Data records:
····················

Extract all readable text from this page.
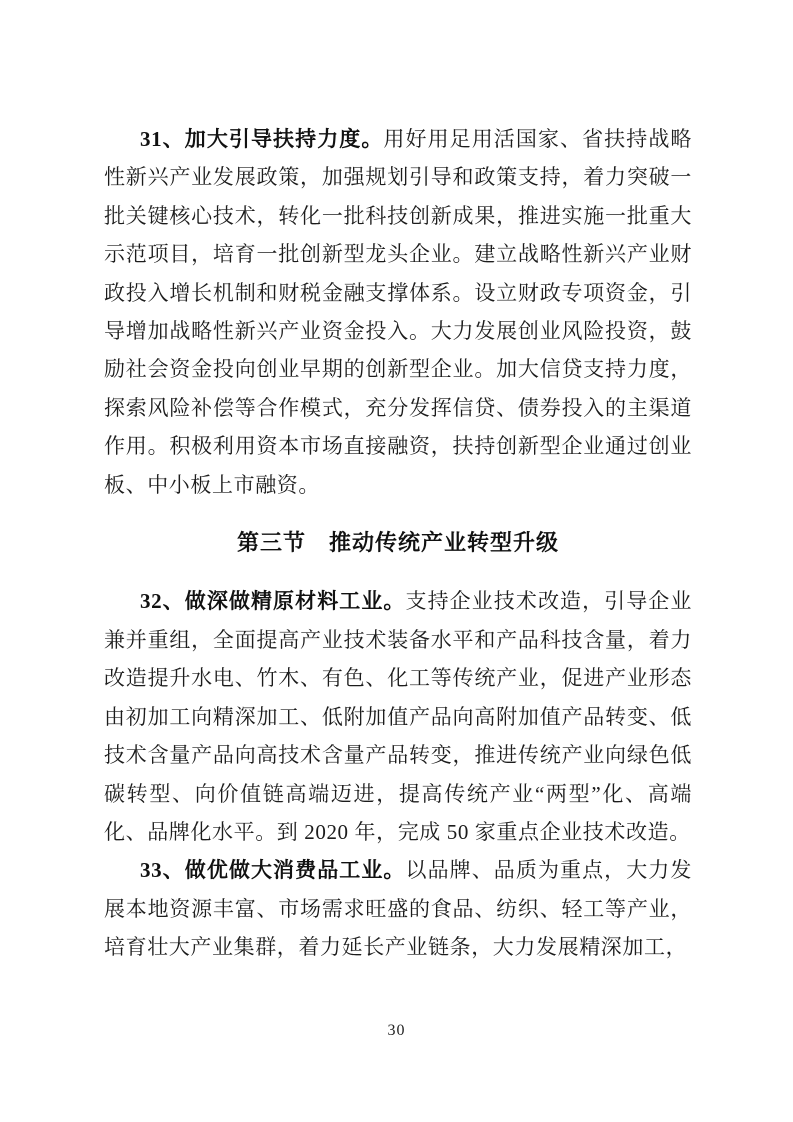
31、加大引导扶持力度。用好用足用活国家、省扶持战略性新兴产业发展政策，加强规划引导和政策支持，着力突破一批关键核心技术，转化一批科技创新成果，推进实施一批重大示范项目，培育一批创新型龙头企业。建立战略性新兴产业财政投入增长机制和财税金融支撑体系。设立财政专项资金，引导增加战略性新兴产业资金投入。大力发展创业风险投资，鼓励社会资金投向创业早期的创新型企业。加大信贷支持力度，探索风险补偿等合作模式，充分发挥信贷、债券投入的主渠道作用。积极利用资本市场直接融资，扶持创新型企业通过创业板、中小板上市融资。

第三节　推动传统产业转型升级

32、做深做精原材料工业。支持企业技术改造，引导企业兼并重组，全面提高产业技术装备水平和产品科技含量，着力改造提升水电、竹木、有色、化工等传统产业，促进产业形态由初加工向精深加工、低附加值产品向高附加值产品转变、低技术含量产品向高技术含量产品转变，推进传统产业向绿色低碳转型、向价值链高端迈进，提高传统产业“两型”化、高端化、品牌化水平。到 2020 年，完成 50 家重点企业技术改造。

33、做优做大消费品工业。以品牌、品质为重点，大力发展本地资源丰富、市场需求旺盛的食品、纺织、轻工等产业，培育壮大产业集群，着力延长产业链条，大力发展精深加工，

30
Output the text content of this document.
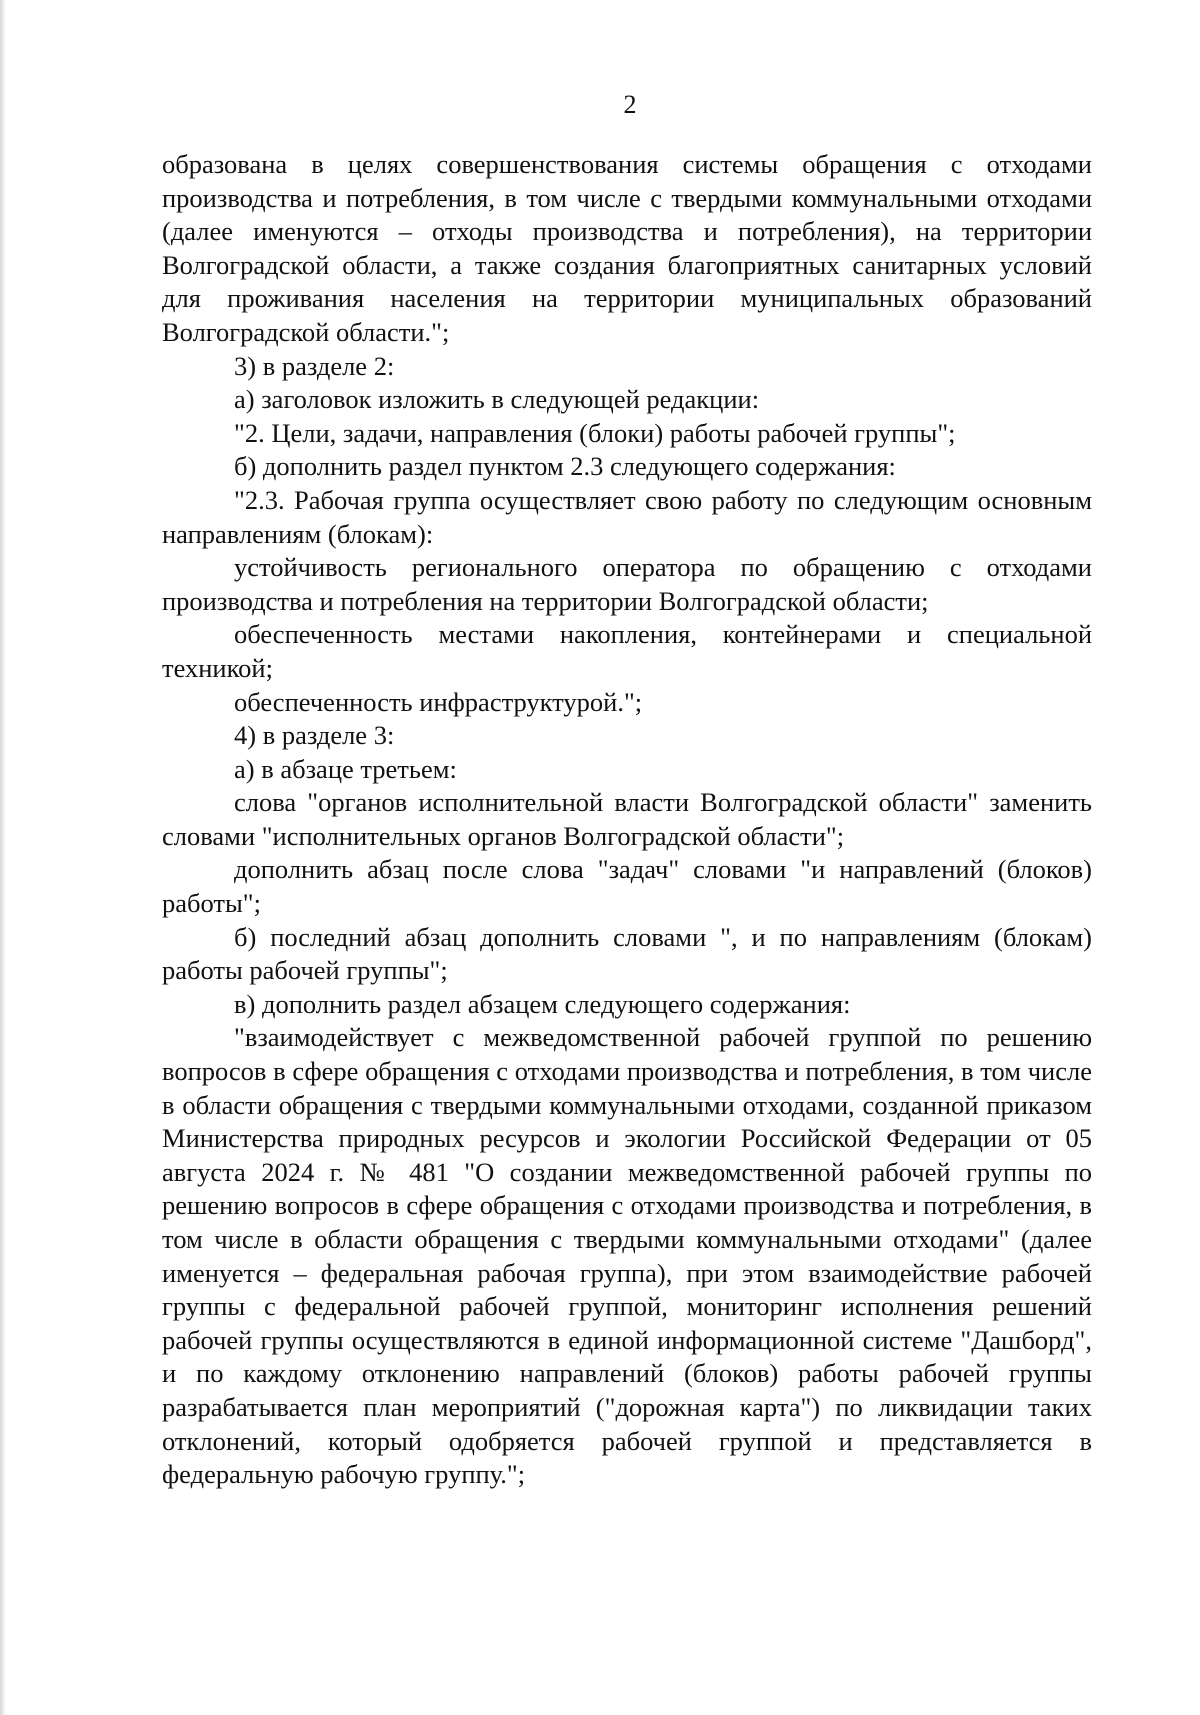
2

образована в целях совершенствования системы обращения с отходами производства и потребления, в том числе с твердыми коммунальными отходами (далее именуются – отходы производства и потребления), на территории Волгоградской области, а также создания благоприятных санитарных условий для проживания населения на территории муниципальных образований Волгоградской области.";

3) в разделе 2:

а) заголовок изложить в следующей редакции:

"2. Цели, задачи, направления (блоки) работы рабочей группы";

б) дополнить раздел пунктом 2.3 следующего содержания:

"2.3. Рабочая группа осуществляет свою работу по следующим основным направлениям (блокам):

устойчивость регионального оператора по обращению с отходами производства и потребления на территории Волгоградской области;

обеспеченность местами накопления, контейнерами и специальной техникой;

обеспеченность инфраструктурой.";

4) в разделе 3:

а) в абзаце третьем:

слова "органов исполнительной власти Волгоградской области" заменить словами "исполнительных органов Волгоградской области";

дополнить абзац после слова "задач" словами "и направлений (блоков) работы";

б) последний абзац дополнить словами ", и по направлениям (блокам) работы рабочей группы";

в) дополнить раздел абзацем следующего содержания:

"взаимодействует с межведомственной рабочей группой по решению вопросов в сфере обращения с отходами производства и потребления, в том числе в области обращения с твердыми коммунальными отходами, созданной приказом Министерства природных ресурсов и экологии Российской Федерации от 05 августа 2024 г. № 481 "О создании межведомственной рабочей группы по решению вопросов в сфере обращения с отходами производства и потребления, в том числе в области обращения с твердыми коммунальными отходами" (далее именуется – федеральная рабочая группа), при этом взаимодействие рабочей группы с федеральной рабочей группой, мониторинг исполнения решений рабочей группы осуществляются в единой информационной системе "Дашборд", и по каждому отклонению направлений (блоков) работы рабочей группы разрабатывается план мероприятий ("дорожная карта") по ликвидации таких отклонений, который одобряется рабочей группой и представляется в федеральную рабочую группу.";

····················

Looking at the records above, report how many lines contain the word "направлениям". Answer with the number only.

→ **SOLUTION BELOW**
2